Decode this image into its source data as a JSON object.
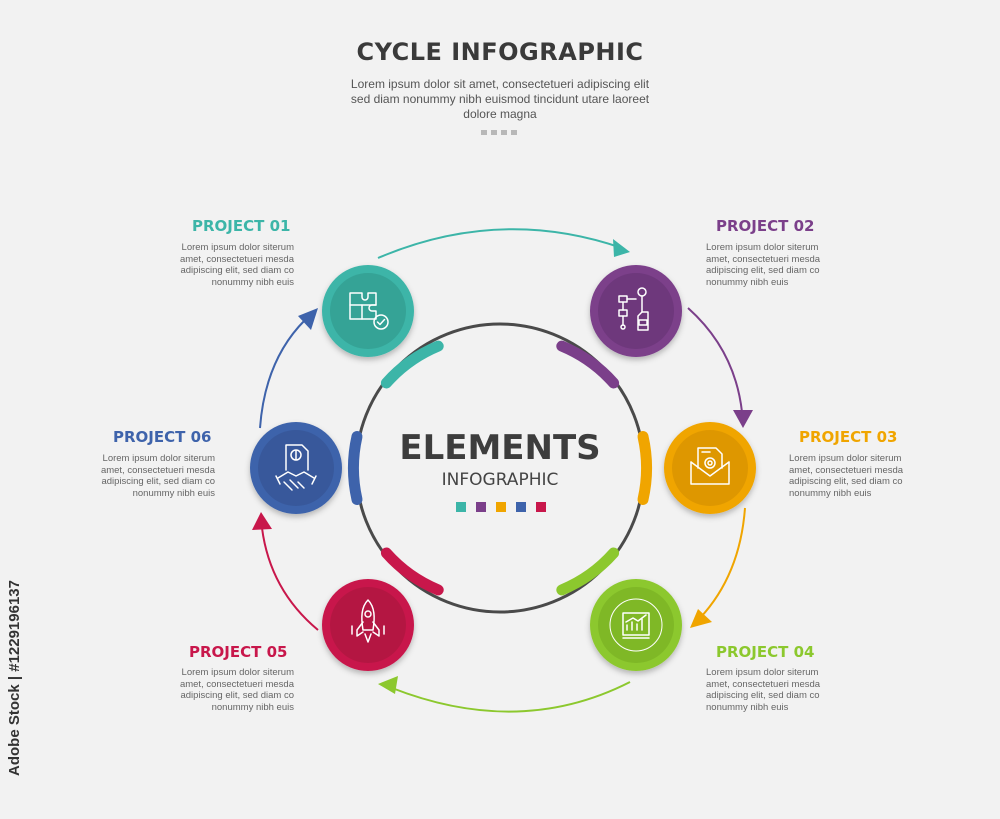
{
  "header": {
    "title": "CYCLE INFOGRAPHIC",
    "subtitle": "Lorem ipsum dolor sit amet, consectetueri adipiscing elit sed diam nonummy nibh euismod tincidunt utare laoreet dolore magna"
  },
  "center": {
    "title": "ELEMENTS",
    "subtitle": "INFOGRAPHIC"
  },
  "projects": [
    {
      "title": "PROJECT 01",
      "desc": "Lorem ipsum dolor siterum amet, consectetueri mesda adipiscing elit, sed diam co nonummy nibh euis",
      "color": "#3cb5a8",
      "icon": "puzzle-icon"
    },
    {
      "title": "PROJECT 02",
      "desc": "Lorem ipsum dolor siterum amet, consectetueri mesda adipiscing elit, sed diam co nonummy nibh euis",
      "color": "#7b3f8a",
      "icon": "robot-hand-icon"
    },
    {
      "title": "PROJECT 03",
      "desc": "Lorem ipsum dolor siterum amet, consectetueri mesda adipiscing elit, sed diam co nonummy nibh euis",
      "color": "#f0a500",
      "icon": "envelope-gear-icon"
    },
    {
      "title": "PROJECT 04",
      "desc": "Lorem ipsum dolor siterum amet, consectetueri mesda adipiscing elit, sed diam co nonummy nibh euis",
      "color": "#8cc82e",
      "icon": "chart-screen-icon"
    },
    {
      "title": "PROJECT 05",
      "desc": "Lorem ipsum dolor siterum amet, consectetueri mesda adipiscing elit, sed diam co nonummy nibh euis",
      "color": "#c8174b",
      "icon": "rocket-icon"
    },
    {
      "title": "PROJECT 06",
      "desc": "Lorem ipsum dolor siterum amet, consectetueri mesda adipiscing elit, sed diam co nonummy nibh euis",
      "color": "#3e63ab",
      "icon": "handshake-document-icon"
    }
  ],
  "watermark": "Adobe Stock | #1229196137"
}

• • • •

Written task:
Using the material above, state how many lines include the string "icon". Answer with a single number.

Solved problem:
6